▸ Written exercise:
Transcribe the data in full and exactly, omitting any pictures.

▸ Supplied material:
##############################

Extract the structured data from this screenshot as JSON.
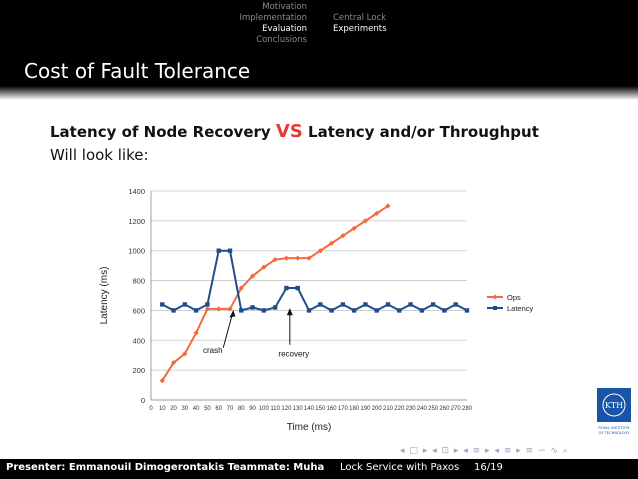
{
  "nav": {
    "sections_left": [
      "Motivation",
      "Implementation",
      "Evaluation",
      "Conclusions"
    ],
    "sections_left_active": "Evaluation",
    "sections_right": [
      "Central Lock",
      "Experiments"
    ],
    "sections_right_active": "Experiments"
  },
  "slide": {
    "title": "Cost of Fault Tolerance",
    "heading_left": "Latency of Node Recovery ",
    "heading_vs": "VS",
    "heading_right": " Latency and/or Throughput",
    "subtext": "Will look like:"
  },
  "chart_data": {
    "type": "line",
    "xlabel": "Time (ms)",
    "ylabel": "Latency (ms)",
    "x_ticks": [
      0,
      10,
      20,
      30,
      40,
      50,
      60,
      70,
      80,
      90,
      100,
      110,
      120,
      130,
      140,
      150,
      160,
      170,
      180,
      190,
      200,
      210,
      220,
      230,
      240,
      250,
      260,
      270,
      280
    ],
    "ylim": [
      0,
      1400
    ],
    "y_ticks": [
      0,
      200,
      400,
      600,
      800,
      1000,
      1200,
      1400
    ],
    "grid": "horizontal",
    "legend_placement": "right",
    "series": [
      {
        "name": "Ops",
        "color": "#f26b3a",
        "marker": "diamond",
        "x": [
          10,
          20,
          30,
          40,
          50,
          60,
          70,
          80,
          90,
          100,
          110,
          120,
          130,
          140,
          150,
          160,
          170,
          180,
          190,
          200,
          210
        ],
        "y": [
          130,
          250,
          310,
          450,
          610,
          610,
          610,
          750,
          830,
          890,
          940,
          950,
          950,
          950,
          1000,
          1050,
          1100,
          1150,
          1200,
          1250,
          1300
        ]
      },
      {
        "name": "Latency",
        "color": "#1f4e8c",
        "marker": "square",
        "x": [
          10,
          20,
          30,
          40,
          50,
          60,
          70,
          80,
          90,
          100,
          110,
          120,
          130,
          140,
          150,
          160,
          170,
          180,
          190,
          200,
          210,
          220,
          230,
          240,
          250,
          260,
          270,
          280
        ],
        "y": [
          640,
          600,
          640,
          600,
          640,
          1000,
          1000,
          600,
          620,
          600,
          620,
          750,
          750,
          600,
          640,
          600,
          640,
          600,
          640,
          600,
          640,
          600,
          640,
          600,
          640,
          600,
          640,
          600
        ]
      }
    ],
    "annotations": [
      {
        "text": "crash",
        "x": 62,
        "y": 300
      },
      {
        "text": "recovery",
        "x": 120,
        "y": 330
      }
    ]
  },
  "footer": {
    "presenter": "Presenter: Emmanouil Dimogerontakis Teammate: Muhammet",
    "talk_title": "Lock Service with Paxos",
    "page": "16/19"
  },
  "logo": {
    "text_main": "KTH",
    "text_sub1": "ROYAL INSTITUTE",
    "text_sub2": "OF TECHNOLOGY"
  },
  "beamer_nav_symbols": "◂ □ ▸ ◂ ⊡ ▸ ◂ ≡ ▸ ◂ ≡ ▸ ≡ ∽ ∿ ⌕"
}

##############################

▸ Exercise result:
Extract the structured data from this screenshot as JSON.
{
  "nav": {
    "sections_left": [
      "Motivation",
      "Implementation",
      "Evaluation",
      "Conclusions"
    ],
    "sections_left_active": "Evaluation",
    "sections_right": [
      "Central Lock",
      "Experiments"
    ],
    "sections_right_active": "Experiments"
  },
  "slide": {
    "title": "Cost of Fault Tolerance",
    "heading_left": "Latency of Node Recovery ",
    "heading_vs": "VS",
    "heading_right": " Latency and/or Throughput",
    "subtext": "Will look like:"
  },
  "chart_data": {
    "type": "line",
    "xlabel": "Time (ms)",
    "ylabel": "Latency (ms)",
    "x_ticks": [
      0,
      10,
      20,
      30,
      40,
      50,
      60,
      70,
      80,
      90,
      100,
      110,
      120,
      130,
      140,
      150,
      160,
      170,
      180,
      190,
      200,
      210,
      220,
      230,
      240,
      250,
      260,
      270,
      280
    ],
    "ylim": [
      0,
      1400
    ],
    "y_ticks": [
      0,
      200,
      400,
      600,
      800,
      1000,
      1200,
      1400
    ],
    "grid": "horizontal",
    "legend_placement": "right",
    "series": [
      {
        "name": "Ops",
        "color": "#f26b3a",
        "marker": "diamond",
        "x": [
          10,
          20,
          30,
          40,
          50,
          60,
          70,
          80,
          90,
          100,
          110,
          120,
          130,
          140,
          150,
          160,
          170,
          180,
          190,
          200,
          210
        ],
        "y": [
          130,
          250,
          310,
          450,
          610,
          610,
          610,
          750,
          830,
          890,
          940,
          950,
          950,
          950,
          1000,
          1050,
          1100,
          1150,
          1200,
          1250,
          1300
        ]
      },
      {
        "name": "Latency",
        "color": "#1f4e8c",
        "marker": "square",
        "x": [
          10,
          20,
          30,
          40,
          50,
          60,
          70,
          80,
          90,
          100,
          110,
          120,
          130,
          140,
          150,
          160,
          170,
          180,
          190,
          200,
          210,
          220,
          230,
          240,
          250,
          260,
          270,
          280
        ],
        "y": [
          640,
          600,
          640,
          600,
          640,
          1000,
          1000,
          600,
          620,
          600,
          620,
          750,
          750,
          600,
          640,
          600,
          640,
          600,
          640,
          600,
          640,
          600,
          640,
          600,
          640,
          600,
          640,
          600
        ]
      }
    ],
    "annotations": [
      {
        "text": "crash",
        "x": 62,
        "y": 300
      },
      {
        "text": "recovery",
        "x": 120,
        "y": 330
      }
    ]
  },
  "footer": {
    "presenter": "Presenter: Emmanouil Dimogerontakis Teammate: Muhammet",
    "talk_title": "Lock Service with Paxos",
    "page": "16/19"
  },
  "logo": {
    "text_main": "KTH",
    "text_sub1": "ROYAL INSTITUTE",
    "text_sub2": "OF TECHNOLOGY"
  },
  "beamer_nav_symbols": "◂ □ ▸ ◂ ⊡ ▸ ◂ ≡ ▸ ◂ ≡ ▸ ≡ ∽ ∿ ⌕"
}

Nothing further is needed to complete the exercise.